* **RECORD EXCERPTS**:
•••••
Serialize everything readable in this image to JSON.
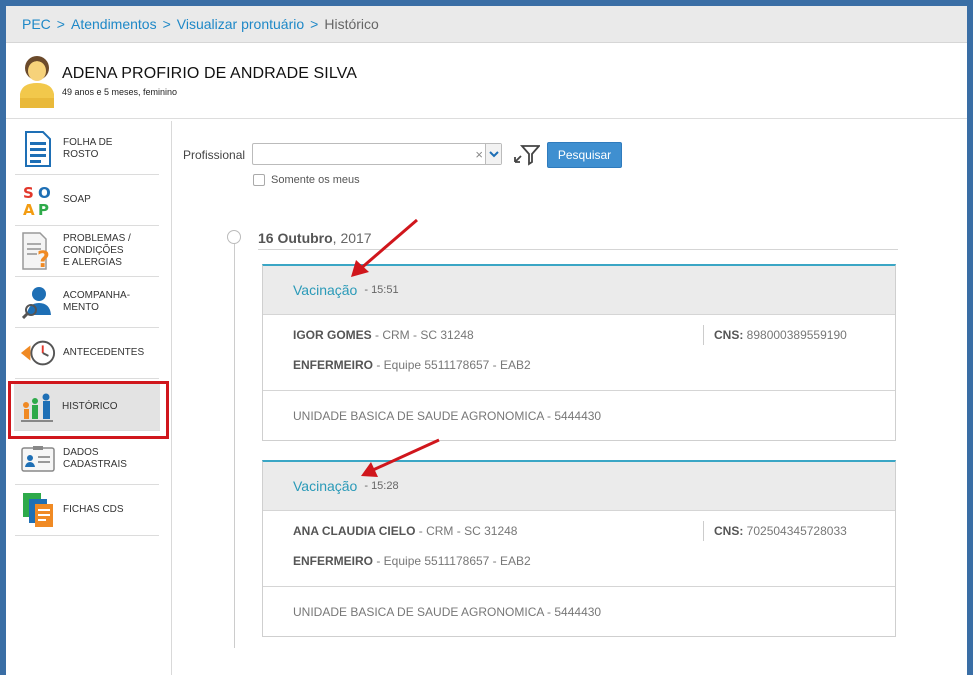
{
  "breadcrumb": {
    "items": [
      "PEC",
      "Atendimentos",
      "Visualizar prontuário"
    ],
    "separator": ">",
    "current": "Histórico"
  },
  "patient": {
    "name": "ADENA PROFIRIO DE ANDRADE SILVA",
    "info": "49 anos e 5 meses, feminino"
  },
  "sidebar": {
    "items": [
      {
        "label1": "FOLHA DE",
        "label2": "ROSTO",
        "label3": "",
        "icon": "document-icon"
      },
      {
        "label1": "SOAP",
        "label2": "",
        "label3": "",
        "icon": "soap-icon"
      },
      {
        "label1": "PROBLEMAS /",
        "label2": "CONDIÇÕES",
        "label3": "E ALERGIAS",
        "icon": "question-document-icon"
      },
      {
        "label1": "ACOMPANHA-",
        "label2": "MENTO",
        "label3": "",
        "icon": "person-search-icon"
      },
      {
        "label1": "ANTECEDENTES",
        "label2": "",
        "label3": "",
        "icon": "clock-back-icon"
      },
      {
        "label1": "HISTÓRICO",
        "label2": "",
        "label3": "",
        "icon": "family-icon"
      },
      {
        "label1": "DADOS",
        "label2": "CADASTRAIS",
        "label3": "",
        "icon": "id-card-icon"
      },
      {
        "label1": "FICHAS CDS",
        "label2": "",
        "label3": "",
        "icon": "forms-icon"
      }
    ],
    "active": "HISTÓRICO"
  },
  "filter": {
    "label": "Profissional",
    "value": "",
    "search_label": "Pesquisar",
    "checkbox_label": "Somente os meus",
    "checkbox_checked": false
  },
  "timeline": {
    "date_day": "16 Outubro",
    "date_year": ", 2017",
    "entries": [
      {
        "type": "Vacinação",
        "time": "- 15:51",
        "professional": "IGOR GOMES",
        "registry": " - CRM - SC 31248",
        "cns_label": "CNS:",
        "cns": " 898000389559190",
        "role": "ENFERMEIRO",
        "team": " - Equipe 5511178657 - EAB2",
        "unit": "UNIDADE BASICA DE SAUDE AGRONOMICA - 5444430"
      },
      {
        "type": "Vacinação",
        "time": "- 15:28",
        "professional": "ANA CLAUDIA CIELO",
        "registry": " - CRM - SC 31248",
        "cns_label": "CNS:",
        "cns": " 702504345728033",
        "role": "ENFERMEIRO",
        "team": " - Equipe 5511178657 - EAB2",
        "unit": "UNIDADE BASICA DE SAUDE AGRONOMICA - 5444430"
      }
    ]
  },
  "colors": {
    "accent": "#1e88c7",
    "title_teal": "#2a9ab8",
    "button": "#3f8fd0",
    "highlight_red": "#d0161c"
  }
}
•••••
* **TASK DESCRIPTION**: Set down every entry word for word, but omit the pictures.

* **FINAL ANSWER**:
Serialize everything readable in this image to JSON.
{
  "breadcrumb": {
    "items": [
      "PEC",
      "Atendimentos",
      "Visualizar prontuário"
    ],
    "separator": ">",
    "current": "Histórico"
  },
  "patient": {
    "name": "ADENA PROFIRIO DE ANDRADE SILVA",
    "info": "49 anos e 5 meses, feminino"
  },
  "sidebar": {
    "items": [
      {
        "label1": "FOLHA DE",
        "label2": "ROSTO",
        "label3": "",
        "icon": "document-icon"
      },
      {
        "label1": "SOAP",
        "label2": "",
        "label3": "",
        "icon": "soap-icon"
      },
      {
        "label1": "PROBLEMAS /",
        "label2": "CONDIÇÕES",
        "label3": "E ALERGIAS",
        "icon": "question-document-icon"
      },
      {
        "label1": "ACOMPANHA-",
        "label2": "MENTO",
        "label3": "",
        "icon": "person-search-icon"
      },
      {
        "label1": "ANTECEDENTES",
        "label2": "",
        "label3": "",
        "icon": "clock-back-icon"
      },
      {
        "label1": "HISTÓRICO",
        "label2": "",
        "label3": "",
        "icon": "family-icon"
      },
      {
        "label1": "DADOS",
        "label2": "CADASTRAIS",
        "label3": "",
        "icon": "id-card-icon"
      },
      {
        "label1": "FICHAS CDS",
        "label2": "",
        "label3": "",
        "icon": "forms-icon"
      }
    ],
    "active": "HISTÓRICO"
  },
  "filter": {
    "label": "Profissional",
    "value": "",
    "search_label": "Pesquisar",
    "checkbox_label": "Somente os meus",
    "checkbox_checked": false
  },
  "timeline": {
    "date_day": "16 Outubro",
    "date_year": ", 2017",
    "entries": [
      {
        "type": "Vacinação",
        "time": "- 15:51",
        "professional": "IGOR GOMES",
        "registry": " - CRM - SC 31248",
        "cns_label": "CNS:",
        "cns": " 898000389559190",
        "role": "ENFERMEIRO",
        "team": " - Equipe 5511178657 - EAB2",
        "unit": "UNIDADE BASICA DE SAUDE AGRONOMICA - 5444430"
      },
      {
        "type": "Vacinação",
        "time": "- 15:28",
        "professional": "ANA CLAUDIA CIELO",
        "registry": " - CRM - SC 31248",
        "cns_label": "CNS:",
        "cns": " 702504345728033",
        "role": "ENFERMEIRO",
        "team": " - Equipe 5511178657 - EAB2",
        "unit": "UNIDADE BASICA DE SAUDE AGRONOMICA - 5444430"
      }
    ]
  },
  "colors": {
    "accent": "#1e88c7",
    "title_teal": "#2a9ab8",
    "button": "#3f8fd0",
    "highlight_red": "#d0161c"
  }
}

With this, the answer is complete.